**Problem to work on:** Copy out every line in which the string "screenshot" occurs.

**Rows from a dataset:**
-----

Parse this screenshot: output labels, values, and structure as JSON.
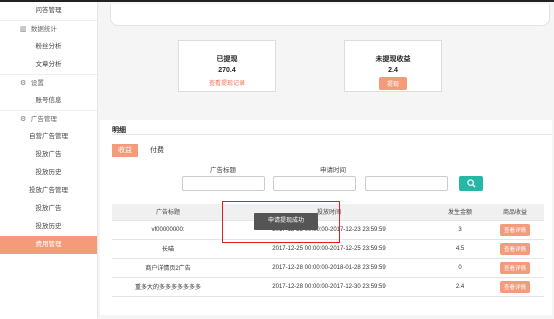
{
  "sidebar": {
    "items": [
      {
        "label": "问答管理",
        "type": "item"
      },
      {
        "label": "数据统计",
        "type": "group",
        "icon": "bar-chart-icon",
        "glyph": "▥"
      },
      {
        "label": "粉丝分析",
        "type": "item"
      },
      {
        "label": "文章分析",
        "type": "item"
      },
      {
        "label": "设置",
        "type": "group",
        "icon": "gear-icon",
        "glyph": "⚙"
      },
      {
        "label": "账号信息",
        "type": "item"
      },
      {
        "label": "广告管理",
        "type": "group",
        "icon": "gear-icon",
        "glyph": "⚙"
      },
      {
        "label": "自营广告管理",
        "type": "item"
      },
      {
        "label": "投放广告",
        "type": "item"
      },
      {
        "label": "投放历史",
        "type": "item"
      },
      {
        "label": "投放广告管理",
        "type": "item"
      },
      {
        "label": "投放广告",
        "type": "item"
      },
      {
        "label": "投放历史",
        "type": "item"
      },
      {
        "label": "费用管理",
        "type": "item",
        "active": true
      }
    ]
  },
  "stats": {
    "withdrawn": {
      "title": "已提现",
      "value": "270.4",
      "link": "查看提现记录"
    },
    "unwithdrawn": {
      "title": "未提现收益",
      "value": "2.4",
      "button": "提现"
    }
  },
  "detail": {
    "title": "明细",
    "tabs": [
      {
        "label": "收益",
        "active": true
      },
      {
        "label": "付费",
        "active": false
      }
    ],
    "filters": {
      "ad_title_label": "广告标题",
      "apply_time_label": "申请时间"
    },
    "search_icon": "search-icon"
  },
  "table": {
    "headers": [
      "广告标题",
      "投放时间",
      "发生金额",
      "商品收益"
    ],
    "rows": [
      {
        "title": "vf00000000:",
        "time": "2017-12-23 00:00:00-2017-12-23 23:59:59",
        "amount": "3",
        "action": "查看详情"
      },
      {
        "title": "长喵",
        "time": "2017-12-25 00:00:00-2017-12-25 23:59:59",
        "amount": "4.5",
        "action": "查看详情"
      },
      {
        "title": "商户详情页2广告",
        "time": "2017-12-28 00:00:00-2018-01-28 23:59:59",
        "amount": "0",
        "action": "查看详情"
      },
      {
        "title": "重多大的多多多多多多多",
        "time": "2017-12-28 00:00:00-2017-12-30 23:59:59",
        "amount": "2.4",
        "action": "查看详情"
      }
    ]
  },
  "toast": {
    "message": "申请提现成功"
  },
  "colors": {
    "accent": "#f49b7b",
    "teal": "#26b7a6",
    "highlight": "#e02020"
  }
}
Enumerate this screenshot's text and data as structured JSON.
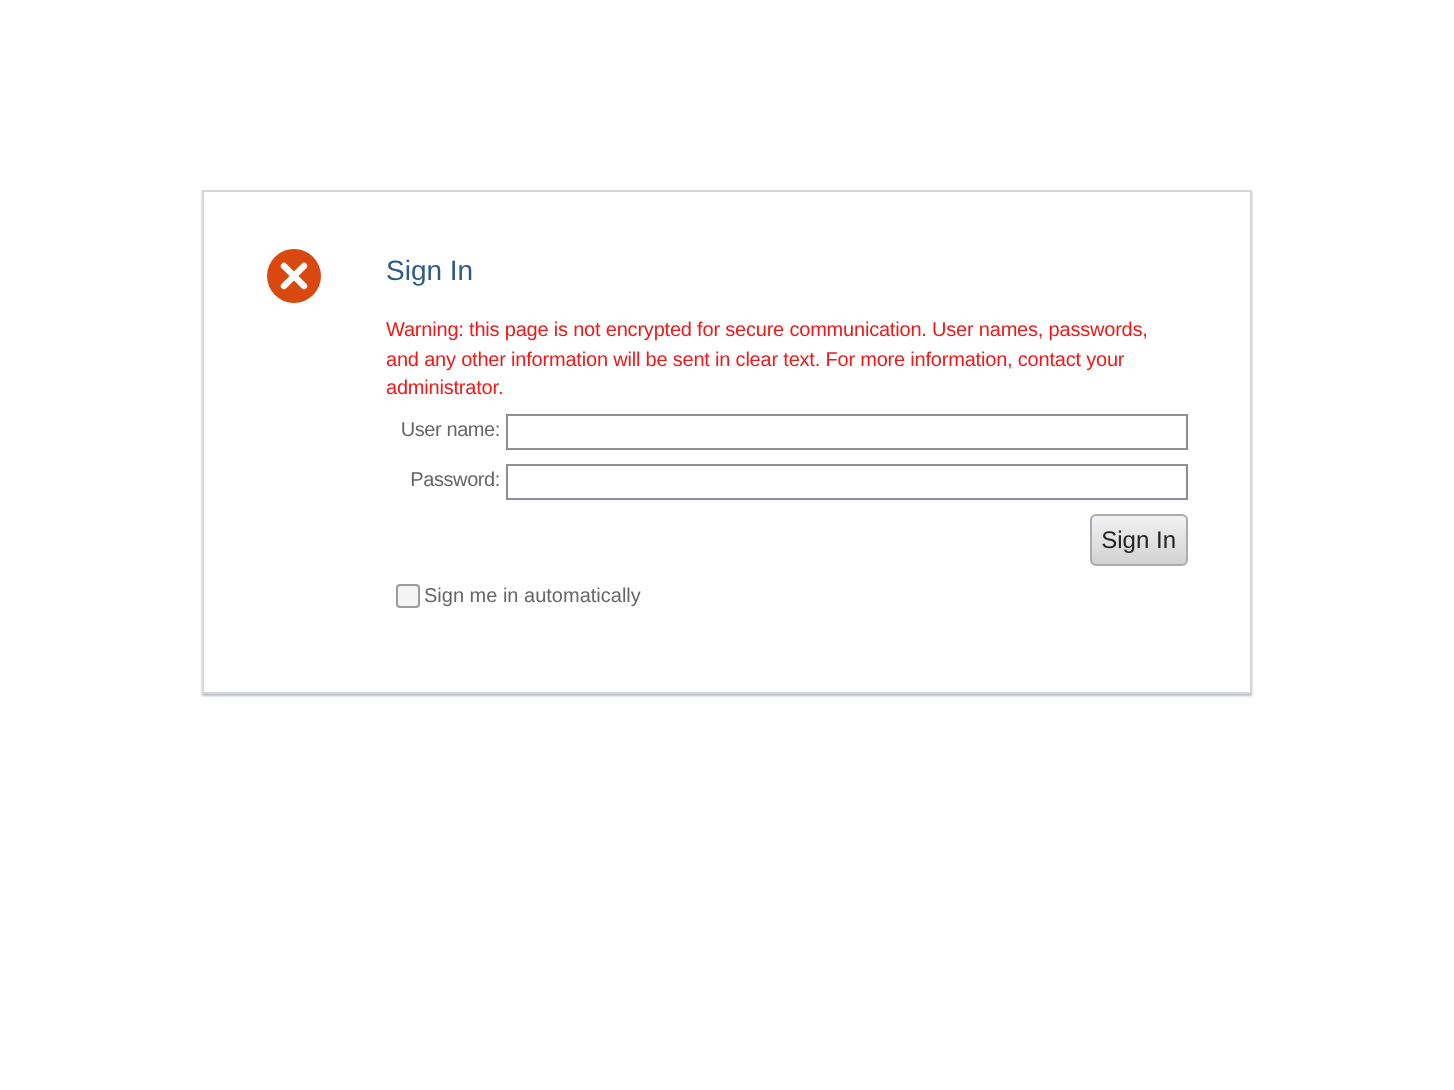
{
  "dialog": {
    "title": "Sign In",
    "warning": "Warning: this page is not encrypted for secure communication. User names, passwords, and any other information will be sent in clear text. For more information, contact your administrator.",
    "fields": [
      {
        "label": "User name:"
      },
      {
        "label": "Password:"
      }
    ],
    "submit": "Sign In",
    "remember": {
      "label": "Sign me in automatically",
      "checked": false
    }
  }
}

-----

**The response:**
Parse this screenshot: output labels, values, and structure as JSON.
Enumerate this screenshot's text and data as structured JSON.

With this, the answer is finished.